--- START Records to use ---

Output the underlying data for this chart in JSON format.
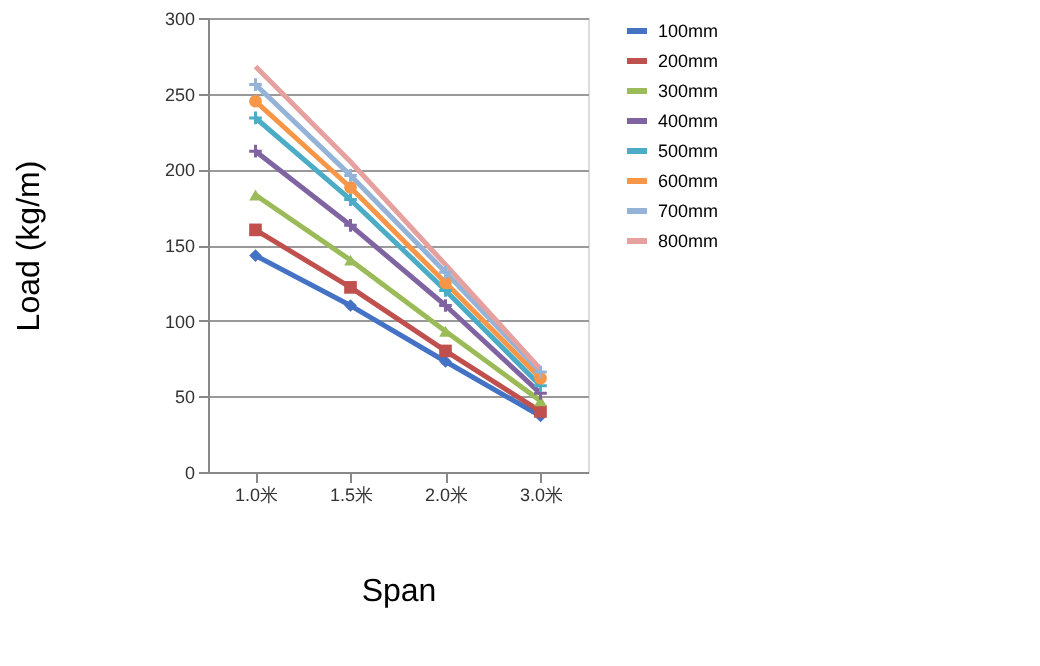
{
  "chart_data": {
    "type": "line",
    "xlabel": "Span",
    "ylabel": "Load (kg/m)",
    "categories": [
      "1.0米",
      "1.5米",
      "2.0米",
      "3.0米"
    ],
    "ylim": [
      0,
      300
    ],
    "yticks": [
      0,
      50,
      100,
      150,
      200,
      250,
      300
    ],
    "grid": "y",
    "legend": "right",
    "series": [
      {
        "name": "100mm",
        "color": "#4472c4",
        "marker": "diamond",
        "values": [
          143,
          110,
          73,
          37
        ]
      },
      {
        "name": "200mm",
        "color": "#c0504d",
        "marker": "square",
        "values": [
          160,
          122,
          80,
          40
        ]
      },
      {
        "name": "300mm",
        "color": "#9bbb59",
        "marker": "triangle",
        "values": [
          183,
          140,
          93,
          47
        ]
      },
      {
        "name": "400mm",
        "color": "#8064a2",
        "marker": "cross",
        "values": [
          212,
          163,
          110,
          52
        ]
      },
      {
        "name": "500mm",
        "color": "#4bacc6",
        "marker": "cross",
        "values": [
          234,
          180,
          120,
          57
        ]
      },
      {
        "name": "600mm",
        "color": "#f79646",
        "marker": "circle",
        "values": [
          245,
          188,
          125,
          62
        ]
      },
      {
        "name": "700mm",
        "color": "#95b3d7",
        "marker": "cross",
        "values": [
          256,
          196,
          132,
          66
        ]
      },
      {
        "name": "800mm",
        "color": "#e6a09e",
        "marker": "none",
        "values": [
          268,
          205,
          137,
          68
        ]
      }
    ]
  }
}
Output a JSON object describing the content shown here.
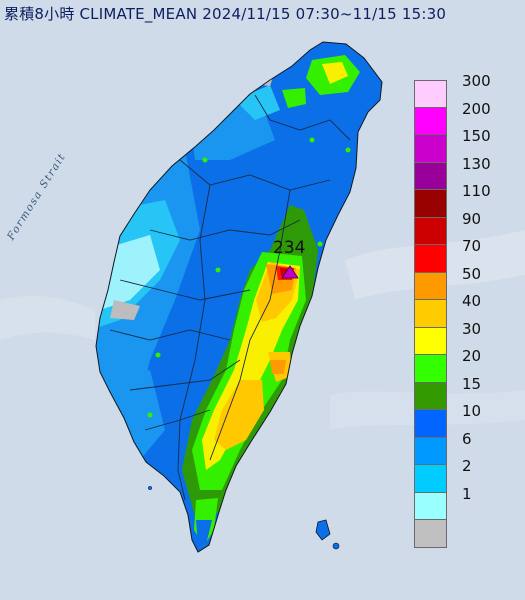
{
  "header": {
    "title": "累積8小時 CLIMATE_MEAN 2024/11/15 07:30~11/15 15:30"
  },
  "map": {
    "strait_label": "Formosa Strait",
    "max_value_label": "234",
    "max_marker_icon": "triangle-marker-icon"
  },
  "legend": {
    "items": [
      {
        "label": "300",
        "color": "#ffccff"
      },
      {
        "label": "200",
        "color": "#ff00ff"
      },
      {
        "label": "150",
        "color": "#cc00cc"
      },
      {
        "label": "130",
        "color": "#990099"
      },
      {
        "label": "110",
        "color": "#990000"
      },
      {
        "label": "90",
        "color": "#cc0000"
      },
      {
        "label": "70",
        "color": "#ff0000"
      },
      {
        "label": "50",
        "color": "#ff9900"
      },
      {
        "label": "40",
        "color": "#ffcc00"
      },
      {
        "label": "30",
        "color": "#ffff00"
      },
      {
        "label": "20",
        "color": "#33ff00"
      },
      {
        "label": "15",
        "color": "#339900"
      },
      {
        "label": "10",
        "color": "#0066ff"
      },
      {
        "label": "6",
        "color": "#0099ff"
      },
      {
        "label": "2",
        "color": "#00ccff"
      },
      {
        "label": "1",
        "color": "#99ffff"
      },
      {
        "label": "",
        "color": "#c0c0c0"
      }
    ]
  }
}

--- END Records to use ---

Reply with nothing but the number of lines in the data above that contain "triangle".

2